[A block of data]
※ ※ ※
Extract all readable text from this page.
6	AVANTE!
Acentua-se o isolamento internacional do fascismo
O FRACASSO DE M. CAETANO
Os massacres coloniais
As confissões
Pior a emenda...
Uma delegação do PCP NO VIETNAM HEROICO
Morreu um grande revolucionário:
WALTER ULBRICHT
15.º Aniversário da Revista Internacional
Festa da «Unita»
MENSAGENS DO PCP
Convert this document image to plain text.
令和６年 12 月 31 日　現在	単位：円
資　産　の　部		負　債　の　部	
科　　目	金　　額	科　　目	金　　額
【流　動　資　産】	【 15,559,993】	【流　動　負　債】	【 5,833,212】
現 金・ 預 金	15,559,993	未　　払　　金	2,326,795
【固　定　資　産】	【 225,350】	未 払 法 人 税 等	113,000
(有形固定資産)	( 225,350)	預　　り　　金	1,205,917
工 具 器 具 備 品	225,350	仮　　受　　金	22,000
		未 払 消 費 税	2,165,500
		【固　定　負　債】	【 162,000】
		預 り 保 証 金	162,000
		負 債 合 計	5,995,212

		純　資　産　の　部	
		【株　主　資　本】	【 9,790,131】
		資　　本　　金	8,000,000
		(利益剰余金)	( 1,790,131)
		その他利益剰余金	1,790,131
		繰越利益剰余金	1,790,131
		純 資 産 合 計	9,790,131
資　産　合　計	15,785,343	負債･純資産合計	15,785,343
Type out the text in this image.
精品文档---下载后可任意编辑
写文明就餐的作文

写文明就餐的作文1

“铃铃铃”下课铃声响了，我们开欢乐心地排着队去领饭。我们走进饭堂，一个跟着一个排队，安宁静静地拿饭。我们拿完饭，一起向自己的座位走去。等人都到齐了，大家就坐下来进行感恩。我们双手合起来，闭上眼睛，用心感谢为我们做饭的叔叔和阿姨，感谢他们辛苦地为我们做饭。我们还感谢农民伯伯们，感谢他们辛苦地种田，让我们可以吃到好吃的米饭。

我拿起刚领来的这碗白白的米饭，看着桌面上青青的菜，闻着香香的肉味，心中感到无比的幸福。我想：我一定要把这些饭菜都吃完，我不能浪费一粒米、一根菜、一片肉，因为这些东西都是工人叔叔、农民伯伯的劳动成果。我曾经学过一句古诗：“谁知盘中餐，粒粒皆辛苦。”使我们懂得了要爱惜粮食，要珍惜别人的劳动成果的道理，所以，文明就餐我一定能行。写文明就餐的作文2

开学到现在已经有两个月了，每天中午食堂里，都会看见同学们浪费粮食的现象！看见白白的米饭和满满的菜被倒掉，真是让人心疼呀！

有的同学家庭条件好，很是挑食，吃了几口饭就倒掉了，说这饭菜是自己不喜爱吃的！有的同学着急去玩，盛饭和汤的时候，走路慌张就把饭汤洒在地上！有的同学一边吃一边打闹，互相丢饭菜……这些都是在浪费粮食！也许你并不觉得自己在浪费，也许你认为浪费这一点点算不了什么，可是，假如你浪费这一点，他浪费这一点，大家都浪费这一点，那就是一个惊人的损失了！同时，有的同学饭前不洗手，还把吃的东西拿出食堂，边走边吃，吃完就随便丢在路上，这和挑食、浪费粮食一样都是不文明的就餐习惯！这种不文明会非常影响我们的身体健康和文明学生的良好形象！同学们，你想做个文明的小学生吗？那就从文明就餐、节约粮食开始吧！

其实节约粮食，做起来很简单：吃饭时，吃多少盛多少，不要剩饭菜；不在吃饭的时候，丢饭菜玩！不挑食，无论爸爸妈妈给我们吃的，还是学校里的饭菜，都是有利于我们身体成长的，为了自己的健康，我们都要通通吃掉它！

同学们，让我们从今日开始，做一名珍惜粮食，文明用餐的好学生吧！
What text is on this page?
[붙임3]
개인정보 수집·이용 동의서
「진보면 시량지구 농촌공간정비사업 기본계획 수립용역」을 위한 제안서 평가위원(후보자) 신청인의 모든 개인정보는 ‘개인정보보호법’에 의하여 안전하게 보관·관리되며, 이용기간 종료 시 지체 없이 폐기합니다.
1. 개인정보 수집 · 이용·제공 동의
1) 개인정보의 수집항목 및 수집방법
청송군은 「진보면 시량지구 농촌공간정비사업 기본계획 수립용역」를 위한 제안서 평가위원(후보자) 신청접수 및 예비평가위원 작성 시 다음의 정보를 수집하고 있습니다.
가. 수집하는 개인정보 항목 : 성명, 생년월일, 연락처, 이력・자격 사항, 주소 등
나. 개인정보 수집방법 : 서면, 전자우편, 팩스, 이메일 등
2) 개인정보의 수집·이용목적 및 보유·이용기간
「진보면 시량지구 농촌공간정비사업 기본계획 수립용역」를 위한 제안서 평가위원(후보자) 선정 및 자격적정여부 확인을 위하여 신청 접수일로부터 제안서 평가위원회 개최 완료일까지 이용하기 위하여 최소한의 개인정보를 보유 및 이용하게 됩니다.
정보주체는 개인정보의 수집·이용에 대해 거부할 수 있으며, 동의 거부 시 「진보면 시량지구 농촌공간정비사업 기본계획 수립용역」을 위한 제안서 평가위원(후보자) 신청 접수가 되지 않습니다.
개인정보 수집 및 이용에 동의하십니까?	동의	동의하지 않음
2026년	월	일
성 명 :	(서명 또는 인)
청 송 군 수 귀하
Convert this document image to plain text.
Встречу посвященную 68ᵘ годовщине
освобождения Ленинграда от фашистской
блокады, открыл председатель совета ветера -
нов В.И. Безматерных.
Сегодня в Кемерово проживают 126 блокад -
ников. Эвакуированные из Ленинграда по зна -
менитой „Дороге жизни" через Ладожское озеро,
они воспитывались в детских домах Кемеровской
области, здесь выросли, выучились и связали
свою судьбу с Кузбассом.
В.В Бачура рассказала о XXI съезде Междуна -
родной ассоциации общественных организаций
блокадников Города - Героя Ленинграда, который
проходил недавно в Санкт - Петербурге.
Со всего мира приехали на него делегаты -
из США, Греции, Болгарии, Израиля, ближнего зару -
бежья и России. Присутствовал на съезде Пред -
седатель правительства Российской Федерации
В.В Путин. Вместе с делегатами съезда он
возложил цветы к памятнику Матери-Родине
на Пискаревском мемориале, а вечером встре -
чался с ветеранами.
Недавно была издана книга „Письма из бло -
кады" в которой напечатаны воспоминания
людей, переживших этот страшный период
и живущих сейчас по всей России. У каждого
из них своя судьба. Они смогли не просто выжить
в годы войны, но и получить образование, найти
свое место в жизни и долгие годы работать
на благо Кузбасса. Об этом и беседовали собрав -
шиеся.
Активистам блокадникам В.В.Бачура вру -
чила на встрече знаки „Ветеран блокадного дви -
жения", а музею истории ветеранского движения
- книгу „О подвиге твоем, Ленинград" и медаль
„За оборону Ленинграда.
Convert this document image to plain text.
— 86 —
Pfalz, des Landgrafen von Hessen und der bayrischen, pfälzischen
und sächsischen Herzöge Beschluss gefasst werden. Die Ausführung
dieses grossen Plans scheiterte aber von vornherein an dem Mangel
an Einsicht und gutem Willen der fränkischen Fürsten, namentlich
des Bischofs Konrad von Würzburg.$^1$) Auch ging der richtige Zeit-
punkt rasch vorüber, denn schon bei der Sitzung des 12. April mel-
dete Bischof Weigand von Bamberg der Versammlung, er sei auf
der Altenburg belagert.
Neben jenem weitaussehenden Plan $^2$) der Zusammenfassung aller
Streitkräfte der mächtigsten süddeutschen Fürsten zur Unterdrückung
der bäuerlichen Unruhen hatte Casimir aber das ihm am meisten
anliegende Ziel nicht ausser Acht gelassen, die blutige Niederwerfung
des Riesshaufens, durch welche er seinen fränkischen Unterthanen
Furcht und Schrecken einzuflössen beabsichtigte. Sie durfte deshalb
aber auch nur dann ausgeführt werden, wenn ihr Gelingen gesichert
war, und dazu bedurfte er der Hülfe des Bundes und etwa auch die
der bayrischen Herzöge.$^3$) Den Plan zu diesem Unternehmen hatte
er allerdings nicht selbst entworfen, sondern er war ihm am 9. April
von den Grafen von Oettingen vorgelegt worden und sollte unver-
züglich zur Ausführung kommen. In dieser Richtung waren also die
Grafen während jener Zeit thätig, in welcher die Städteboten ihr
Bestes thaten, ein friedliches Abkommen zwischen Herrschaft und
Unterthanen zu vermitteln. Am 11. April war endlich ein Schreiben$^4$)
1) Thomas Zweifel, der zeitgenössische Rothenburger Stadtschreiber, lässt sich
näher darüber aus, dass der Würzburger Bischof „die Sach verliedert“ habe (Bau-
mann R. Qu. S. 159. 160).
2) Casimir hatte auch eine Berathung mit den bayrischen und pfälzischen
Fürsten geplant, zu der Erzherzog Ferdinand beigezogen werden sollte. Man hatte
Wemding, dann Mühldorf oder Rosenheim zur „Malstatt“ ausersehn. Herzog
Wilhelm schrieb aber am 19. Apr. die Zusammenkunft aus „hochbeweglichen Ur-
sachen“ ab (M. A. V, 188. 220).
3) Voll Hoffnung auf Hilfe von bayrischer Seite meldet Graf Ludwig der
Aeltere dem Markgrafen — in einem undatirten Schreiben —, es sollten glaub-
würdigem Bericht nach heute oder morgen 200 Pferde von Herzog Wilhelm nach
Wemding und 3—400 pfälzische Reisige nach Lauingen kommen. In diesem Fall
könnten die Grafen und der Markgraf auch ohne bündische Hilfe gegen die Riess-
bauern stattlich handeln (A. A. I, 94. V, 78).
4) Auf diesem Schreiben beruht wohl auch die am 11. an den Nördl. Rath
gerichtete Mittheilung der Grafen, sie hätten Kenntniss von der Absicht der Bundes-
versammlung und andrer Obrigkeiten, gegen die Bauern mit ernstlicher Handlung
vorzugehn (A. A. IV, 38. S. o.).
※ ※ ※
What to produce >> Gather each line holding the string "Ленинграда".

Final answer >>
освобождения Ленинграда от фашистской
ников. Эвакуированные из Ленинграда по зна -
блокадников Города - Героя Ленинграда, который
„За оборону Ленинграда.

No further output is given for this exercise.